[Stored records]
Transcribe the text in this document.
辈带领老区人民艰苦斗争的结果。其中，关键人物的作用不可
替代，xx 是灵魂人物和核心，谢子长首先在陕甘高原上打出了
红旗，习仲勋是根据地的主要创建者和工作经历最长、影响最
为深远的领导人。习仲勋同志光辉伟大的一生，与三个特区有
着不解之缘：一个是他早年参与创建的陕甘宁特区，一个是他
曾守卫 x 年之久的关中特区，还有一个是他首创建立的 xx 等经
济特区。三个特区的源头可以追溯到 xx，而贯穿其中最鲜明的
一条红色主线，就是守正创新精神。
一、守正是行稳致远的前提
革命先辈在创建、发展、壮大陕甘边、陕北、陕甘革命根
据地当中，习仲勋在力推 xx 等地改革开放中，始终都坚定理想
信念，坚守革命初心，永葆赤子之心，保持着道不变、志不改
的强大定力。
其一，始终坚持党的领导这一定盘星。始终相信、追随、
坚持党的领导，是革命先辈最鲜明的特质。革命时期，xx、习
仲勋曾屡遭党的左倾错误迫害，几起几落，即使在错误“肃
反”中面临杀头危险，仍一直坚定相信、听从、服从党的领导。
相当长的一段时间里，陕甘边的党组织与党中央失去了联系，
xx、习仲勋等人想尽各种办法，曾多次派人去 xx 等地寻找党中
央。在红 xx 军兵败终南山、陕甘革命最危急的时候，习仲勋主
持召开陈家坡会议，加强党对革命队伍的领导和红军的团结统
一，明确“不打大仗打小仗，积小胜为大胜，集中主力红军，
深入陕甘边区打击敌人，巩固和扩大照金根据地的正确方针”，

▶ **Short problem**
Reproduce the material above exactly; please quote every line of it.

▶ **Worked answer**
Transcribe the text in this document.
辈带领老区人民艰苦斗争的结果。其中，关键人物的作用不可
替代，xx 是灵魂人物和核心，谢子长首先在陕甘高原上打出了
红旗，习仲勋是根据地的主要创建者和工作经历最长、影响最
为深远的领导人。习仲勋同志光辉伟大的一生，与三个特区有
着不解之缘：一个是他早年参与创建的陕甘宁特区，一个是他
曾守卫 x 年之久的关中特区，还有一个是他首创建立的 xx 等经
济特区。三个特区的源头可以追溯到 xx，而贯穿其中最鲜明的
一条红色主线，就是守正创新精神。
一、守正是行稳致远的前提
革命先辈在创建、发展、壮大陕甘边、陕北、陕甘革命根
据地当中，习仲勋在力推 xx 等地改革开放中，始终都坚定理想
信念，坚守革命初心，永葆赤子之心，保持着道不变、志不改
的强大定力。
其一，始终坚持党的领导这一定盘星。始终相信、追随、
坚持党的领导，是革命先辈最鲜明的特质。革命时期，xx、习
仲勋曾屡遭党的左倾错误迫害，几起几落，即使在错误“肃
反”中面临杀头危险，仍一直坚定相信、听从、服从党的领导。
相当长的一段时间里，陕甘边的党组织与党中央失去了联系，
xx、习仲勋等人想尽各种办法，曾多次派人去 xx 等地寻找党中
央。在红 xx 军兵败终南山、陕甘革命最危急的时候，习仲勋主
持召开陈家坡会议，加强党对革命队伍的领导和红军的团结统
一，明确“不打大仗打小仗，积小胜为大胜，集中主力红军，
深入陕甘边区打击敌人，巩固和扩大照金根据地的正确方针”，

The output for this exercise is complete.